● **Given records**:
═══

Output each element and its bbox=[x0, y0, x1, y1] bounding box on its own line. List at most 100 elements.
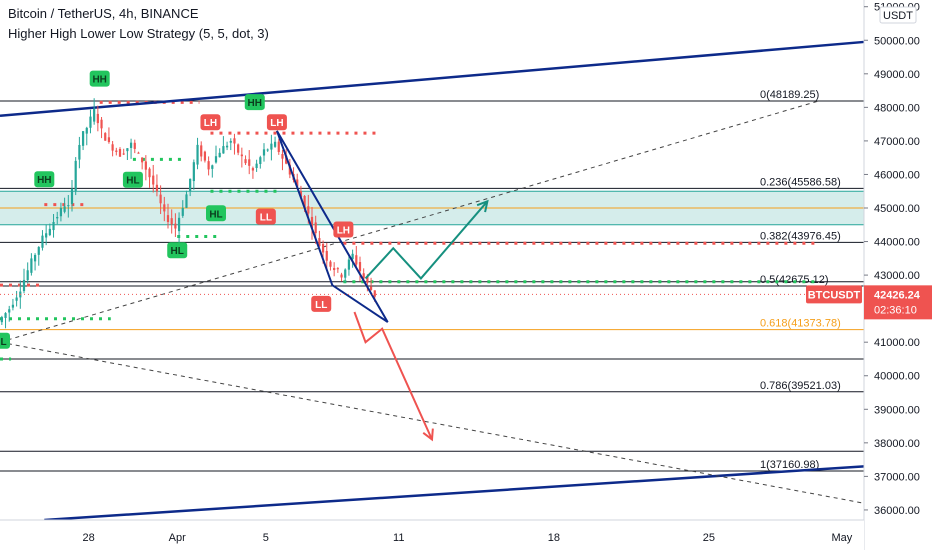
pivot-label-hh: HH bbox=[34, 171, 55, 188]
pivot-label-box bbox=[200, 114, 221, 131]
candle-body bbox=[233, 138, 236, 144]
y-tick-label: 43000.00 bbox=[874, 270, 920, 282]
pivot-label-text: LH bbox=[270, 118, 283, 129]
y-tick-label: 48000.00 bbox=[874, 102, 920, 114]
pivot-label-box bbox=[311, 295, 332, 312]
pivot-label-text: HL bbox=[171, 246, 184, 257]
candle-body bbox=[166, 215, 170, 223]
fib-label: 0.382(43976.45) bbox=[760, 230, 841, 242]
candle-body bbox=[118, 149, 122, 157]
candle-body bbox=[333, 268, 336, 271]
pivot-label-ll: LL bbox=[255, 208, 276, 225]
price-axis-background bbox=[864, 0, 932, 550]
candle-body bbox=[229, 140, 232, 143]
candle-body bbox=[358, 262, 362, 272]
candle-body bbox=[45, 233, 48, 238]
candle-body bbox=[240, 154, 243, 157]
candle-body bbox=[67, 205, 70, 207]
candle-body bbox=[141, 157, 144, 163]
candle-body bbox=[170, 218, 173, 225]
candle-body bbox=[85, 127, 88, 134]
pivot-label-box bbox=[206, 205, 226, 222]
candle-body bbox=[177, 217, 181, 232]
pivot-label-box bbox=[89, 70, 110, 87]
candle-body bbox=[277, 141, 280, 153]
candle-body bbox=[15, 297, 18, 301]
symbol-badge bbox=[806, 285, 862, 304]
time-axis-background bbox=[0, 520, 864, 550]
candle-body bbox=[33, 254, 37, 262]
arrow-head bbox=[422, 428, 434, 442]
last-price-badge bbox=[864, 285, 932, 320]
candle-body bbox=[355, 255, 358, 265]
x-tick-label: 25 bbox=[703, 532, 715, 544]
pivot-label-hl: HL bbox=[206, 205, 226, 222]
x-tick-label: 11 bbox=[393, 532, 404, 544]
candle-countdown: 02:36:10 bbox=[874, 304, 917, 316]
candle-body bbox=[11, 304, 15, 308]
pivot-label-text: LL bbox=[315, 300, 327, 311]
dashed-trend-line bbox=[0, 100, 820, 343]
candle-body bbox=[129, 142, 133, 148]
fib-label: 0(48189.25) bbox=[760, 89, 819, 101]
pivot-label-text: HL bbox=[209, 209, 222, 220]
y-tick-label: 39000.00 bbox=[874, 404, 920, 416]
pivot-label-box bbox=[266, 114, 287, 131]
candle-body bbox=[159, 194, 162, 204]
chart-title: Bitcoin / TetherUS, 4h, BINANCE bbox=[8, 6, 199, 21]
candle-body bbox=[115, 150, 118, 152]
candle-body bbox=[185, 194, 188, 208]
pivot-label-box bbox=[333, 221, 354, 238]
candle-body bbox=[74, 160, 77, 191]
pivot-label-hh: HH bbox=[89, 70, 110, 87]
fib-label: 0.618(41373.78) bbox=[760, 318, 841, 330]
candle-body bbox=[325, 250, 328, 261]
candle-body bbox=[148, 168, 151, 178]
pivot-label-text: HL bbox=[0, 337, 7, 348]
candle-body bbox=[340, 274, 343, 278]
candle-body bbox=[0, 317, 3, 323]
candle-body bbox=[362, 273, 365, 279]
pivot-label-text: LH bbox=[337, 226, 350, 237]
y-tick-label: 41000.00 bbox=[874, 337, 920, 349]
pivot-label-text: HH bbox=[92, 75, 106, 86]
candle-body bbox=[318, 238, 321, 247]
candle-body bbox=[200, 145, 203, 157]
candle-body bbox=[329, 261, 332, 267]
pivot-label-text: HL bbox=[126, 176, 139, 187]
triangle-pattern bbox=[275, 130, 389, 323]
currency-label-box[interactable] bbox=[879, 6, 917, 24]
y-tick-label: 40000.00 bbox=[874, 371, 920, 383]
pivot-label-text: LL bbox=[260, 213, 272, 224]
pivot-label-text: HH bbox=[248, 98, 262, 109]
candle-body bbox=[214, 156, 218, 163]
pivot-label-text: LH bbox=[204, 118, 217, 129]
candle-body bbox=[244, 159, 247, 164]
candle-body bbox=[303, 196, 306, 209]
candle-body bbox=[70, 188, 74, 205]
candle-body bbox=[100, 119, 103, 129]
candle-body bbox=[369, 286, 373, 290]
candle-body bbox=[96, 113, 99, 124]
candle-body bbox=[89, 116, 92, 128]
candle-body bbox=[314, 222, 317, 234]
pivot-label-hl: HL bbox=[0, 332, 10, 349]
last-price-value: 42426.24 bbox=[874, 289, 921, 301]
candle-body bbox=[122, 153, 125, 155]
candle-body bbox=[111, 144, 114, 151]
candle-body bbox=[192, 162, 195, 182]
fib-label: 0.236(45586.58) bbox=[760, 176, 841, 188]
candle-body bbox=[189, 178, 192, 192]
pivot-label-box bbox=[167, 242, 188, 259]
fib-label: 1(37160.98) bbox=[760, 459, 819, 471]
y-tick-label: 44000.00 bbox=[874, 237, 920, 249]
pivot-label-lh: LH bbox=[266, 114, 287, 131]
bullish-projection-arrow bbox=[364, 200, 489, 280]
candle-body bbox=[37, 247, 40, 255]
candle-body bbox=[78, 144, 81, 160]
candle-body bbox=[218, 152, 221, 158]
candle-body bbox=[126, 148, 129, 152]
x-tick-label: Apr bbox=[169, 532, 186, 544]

═══

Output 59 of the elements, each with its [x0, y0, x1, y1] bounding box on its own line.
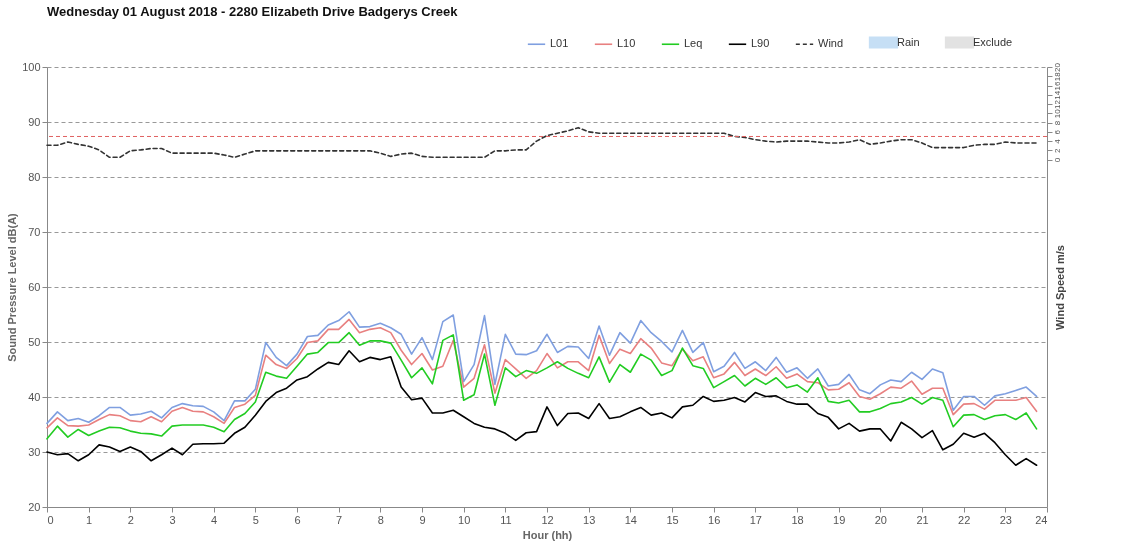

═══

● **What you have to do**:
Turn the part of the rows that opens with the line containing "Output each element" and closes with the line containing "y-tick-label: 43000.00 bbox=[874, 270, 920, 282]" into a numbered list, leaving out blank lines and the pictures.

● **Output for this exercise**:
1. Output each element and its bbox=[x0, y0, x1, y1] bounding box on its own line. List at most 100 elements.
2. pivot-label-hh: HH bbox=[34, 171, 55, 188]
3. pivot-label-box bbox=[200, 114, 221, 131]
4. candle-body bbox=[233, 138, 236, 144]
5. y-tick-label: 43000.00 bbox=[874, 270, 920, 282]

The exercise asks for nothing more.